Dataset items:
+ + +
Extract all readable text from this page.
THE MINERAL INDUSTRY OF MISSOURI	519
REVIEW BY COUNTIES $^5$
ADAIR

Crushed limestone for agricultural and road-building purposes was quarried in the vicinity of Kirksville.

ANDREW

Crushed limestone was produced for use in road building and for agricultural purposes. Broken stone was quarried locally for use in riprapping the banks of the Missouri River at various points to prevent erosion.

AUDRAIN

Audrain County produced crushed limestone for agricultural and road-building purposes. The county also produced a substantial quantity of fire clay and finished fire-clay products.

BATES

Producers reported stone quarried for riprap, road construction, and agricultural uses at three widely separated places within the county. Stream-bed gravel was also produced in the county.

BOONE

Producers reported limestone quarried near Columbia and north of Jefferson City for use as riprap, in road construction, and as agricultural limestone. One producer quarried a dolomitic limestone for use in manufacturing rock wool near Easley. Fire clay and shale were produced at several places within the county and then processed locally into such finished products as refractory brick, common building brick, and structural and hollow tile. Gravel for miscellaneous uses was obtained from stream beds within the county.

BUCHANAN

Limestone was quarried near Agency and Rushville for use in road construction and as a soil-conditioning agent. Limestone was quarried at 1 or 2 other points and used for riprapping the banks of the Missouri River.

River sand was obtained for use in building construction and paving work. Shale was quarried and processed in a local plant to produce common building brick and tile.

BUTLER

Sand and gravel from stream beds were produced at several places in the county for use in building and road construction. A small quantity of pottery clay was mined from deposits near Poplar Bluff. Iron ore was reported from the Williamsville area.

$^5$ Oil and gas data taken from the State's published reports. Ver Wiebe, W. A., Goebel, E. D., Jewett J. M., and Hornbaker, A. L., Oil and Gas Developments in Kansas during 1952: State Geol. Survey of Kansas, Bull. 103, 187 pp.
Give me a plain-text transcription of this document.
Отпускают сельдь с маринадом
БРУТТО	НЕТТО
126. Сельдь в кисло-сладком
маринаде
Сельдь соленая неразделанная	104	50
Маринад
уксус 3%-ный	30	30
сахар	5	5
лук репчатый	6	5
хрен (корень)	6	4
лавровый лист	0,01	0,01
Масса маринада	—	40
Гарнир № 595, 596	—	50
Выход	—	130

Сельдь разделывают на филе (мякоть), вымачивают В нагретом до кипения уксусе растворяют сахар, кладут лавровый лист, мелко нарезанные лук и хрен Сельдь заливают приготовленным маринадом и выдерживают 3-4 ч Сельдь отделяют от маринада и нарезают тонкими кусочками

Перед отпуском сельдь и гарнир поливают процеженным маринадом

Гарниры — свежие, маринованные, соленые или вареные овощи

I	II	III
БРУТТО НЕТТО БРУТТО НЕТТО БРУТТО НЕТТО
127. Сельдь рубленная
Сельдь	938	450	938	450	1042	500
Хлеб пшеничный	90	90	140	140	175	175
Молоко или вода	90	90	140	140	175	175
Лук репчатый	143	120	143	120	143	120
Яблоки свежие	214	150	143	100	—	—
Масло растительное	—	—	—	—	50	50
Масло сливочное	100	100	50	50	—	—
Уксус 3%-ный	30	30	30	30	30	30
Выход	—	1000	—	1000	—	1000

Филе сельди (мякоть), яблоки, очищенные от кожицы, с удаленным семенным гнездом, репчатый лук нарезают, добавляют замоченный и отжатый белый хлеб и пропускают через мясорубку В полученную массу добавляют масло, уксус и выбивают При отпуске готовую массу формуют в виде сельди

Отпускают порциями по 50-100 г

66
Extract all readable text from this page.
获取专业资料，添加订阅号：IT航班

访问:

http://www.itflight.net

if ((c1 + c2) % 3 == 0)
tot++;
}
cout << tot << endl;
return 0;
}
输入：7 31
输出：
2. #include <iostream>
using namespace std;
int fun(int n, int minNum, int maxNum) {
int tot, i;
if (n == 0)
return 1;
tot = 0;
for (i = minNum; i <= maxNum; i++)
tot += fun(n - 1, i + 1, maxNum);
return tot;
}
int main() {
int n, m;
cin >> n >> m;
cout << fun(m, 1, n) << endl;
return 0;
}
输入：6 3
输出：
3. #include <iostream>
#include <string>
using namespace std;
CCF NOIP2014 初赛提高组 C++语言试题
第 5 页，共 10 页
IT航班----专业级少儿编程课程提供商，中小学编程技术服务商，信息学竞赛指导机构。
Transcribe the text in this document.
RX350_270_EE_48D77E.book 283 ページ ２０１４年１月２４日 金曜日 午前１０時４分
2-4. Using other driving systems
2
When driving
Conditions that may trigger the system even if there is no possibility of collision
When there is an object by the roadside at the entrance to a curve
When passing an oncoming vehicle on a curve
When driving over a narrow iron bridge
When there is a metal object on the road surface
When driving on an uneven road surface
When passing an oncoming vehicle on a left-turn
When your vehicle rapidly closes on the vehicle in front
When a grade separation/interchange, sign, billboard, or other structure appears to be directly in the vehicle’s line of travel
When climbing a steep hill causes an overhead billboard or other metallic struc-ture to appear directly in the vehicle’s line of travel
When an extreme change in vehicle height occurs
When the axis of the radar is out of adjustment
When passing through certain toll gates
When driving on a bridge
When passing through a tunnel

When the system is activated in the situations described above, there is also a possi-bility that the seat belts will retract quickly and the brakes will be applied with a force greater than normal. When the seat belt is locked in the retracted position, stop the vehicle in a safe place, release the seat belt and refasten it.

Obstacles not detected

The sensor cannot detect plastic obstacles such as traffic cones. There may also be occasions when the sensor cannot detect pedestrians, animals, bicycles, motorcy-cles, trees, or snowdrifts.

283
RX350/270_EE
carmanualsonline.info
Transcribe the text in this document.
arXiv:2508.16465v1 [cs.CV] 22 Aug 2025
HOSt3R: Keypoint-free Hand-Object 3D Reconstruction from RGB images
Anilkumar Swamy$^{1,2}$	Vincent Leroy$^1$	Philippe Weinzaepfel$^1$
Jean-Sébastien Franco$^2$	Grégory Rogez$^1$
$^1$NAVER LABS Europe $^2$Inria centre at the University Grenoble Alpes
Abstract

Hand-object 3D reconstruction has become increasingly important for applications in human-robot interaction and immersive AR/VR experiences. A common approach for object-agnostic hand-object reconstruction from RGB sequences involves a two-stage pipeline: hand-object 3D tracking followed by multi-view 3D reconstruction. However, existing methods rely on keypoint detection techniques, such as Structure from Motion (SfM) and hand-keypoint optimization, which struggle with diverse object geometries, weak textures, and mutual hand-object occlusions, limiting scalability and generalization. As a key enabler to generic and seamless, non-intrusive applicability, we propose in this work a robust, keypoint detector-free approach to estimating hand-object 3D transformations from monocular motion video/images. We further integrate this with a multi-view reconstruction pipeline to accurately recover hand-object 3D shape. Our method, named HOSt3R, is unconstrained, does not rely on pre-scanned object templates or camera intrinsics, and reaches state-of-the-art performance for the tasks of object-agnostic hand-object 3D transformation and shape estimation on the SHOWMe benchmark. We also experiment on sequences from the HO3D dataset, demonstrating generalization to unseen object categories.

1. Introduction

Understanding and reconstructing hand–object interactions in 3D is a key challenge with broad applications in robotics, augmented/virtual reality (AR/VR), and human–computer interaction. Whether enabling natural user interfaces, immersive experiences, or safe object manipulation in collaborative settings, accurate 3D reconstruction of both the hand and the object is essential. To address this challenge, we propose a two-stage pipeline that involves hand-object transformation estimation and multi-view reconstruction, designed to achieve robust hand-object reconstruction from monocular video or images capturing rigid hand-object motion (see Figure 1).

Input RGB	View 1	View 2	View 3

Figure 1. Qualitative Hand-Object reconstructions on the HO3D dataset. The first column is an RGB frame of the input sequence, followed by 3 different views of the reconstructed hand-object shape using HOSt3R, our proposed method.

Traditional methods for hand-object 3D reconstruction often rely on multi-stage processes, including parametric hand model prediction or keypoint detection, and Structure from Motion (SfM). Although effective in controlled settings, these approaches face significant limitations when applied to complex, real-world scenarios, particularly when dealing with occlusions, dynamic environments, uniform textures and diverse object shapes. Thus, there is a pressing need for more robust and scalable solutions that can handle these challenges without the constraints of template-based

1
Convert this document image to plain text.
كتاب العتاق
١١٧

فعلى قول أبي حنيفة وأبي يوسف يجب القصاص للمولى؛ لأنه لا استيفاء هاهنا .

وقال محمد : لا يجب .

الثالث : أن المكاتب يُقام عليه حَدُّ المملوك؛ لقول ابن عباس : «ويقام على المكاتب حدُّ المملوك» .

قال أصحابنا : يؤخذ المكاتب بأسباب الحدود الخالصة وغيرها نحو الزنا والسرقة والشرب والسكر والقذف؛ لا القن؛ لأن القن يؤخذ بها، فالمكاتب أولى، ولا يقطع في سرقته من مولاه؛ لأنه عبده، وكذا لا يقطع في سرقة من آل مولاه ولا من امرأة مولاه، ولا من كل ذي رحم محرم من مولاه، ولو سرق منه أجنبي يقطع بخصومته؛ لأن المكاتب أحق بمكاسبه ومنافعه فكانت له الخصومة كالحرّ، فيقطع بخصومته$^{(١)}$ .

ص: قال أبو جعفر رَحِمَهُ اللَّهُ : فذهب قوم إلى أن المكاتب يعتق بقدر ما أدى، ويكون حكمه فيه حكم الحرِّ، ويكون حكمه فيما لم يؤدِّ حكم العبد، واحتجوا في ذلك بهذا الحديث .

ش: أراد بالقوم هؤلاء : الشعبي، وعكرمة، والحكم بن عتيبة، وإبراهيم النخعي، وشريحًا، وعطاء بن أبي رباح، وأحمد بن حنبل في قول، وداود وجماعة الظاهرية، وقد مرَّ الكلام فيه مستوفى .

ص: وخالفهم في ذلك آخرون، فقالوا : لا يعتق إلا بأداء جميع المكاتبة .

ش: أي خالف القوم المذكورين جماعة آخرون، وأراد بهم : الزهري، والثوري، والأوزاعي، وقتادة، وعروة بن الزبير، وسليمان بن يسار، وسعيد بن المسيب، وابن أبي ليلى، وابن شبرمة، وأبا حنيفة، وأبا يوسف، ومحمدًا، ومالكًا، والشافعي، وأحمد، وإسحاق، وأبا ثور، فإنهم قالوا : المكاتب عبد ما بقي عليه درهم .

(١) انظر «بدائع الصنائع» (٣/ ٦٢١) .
+ + +
Give the number of lines above that hold the word "БРУТТО", and nothing more.

2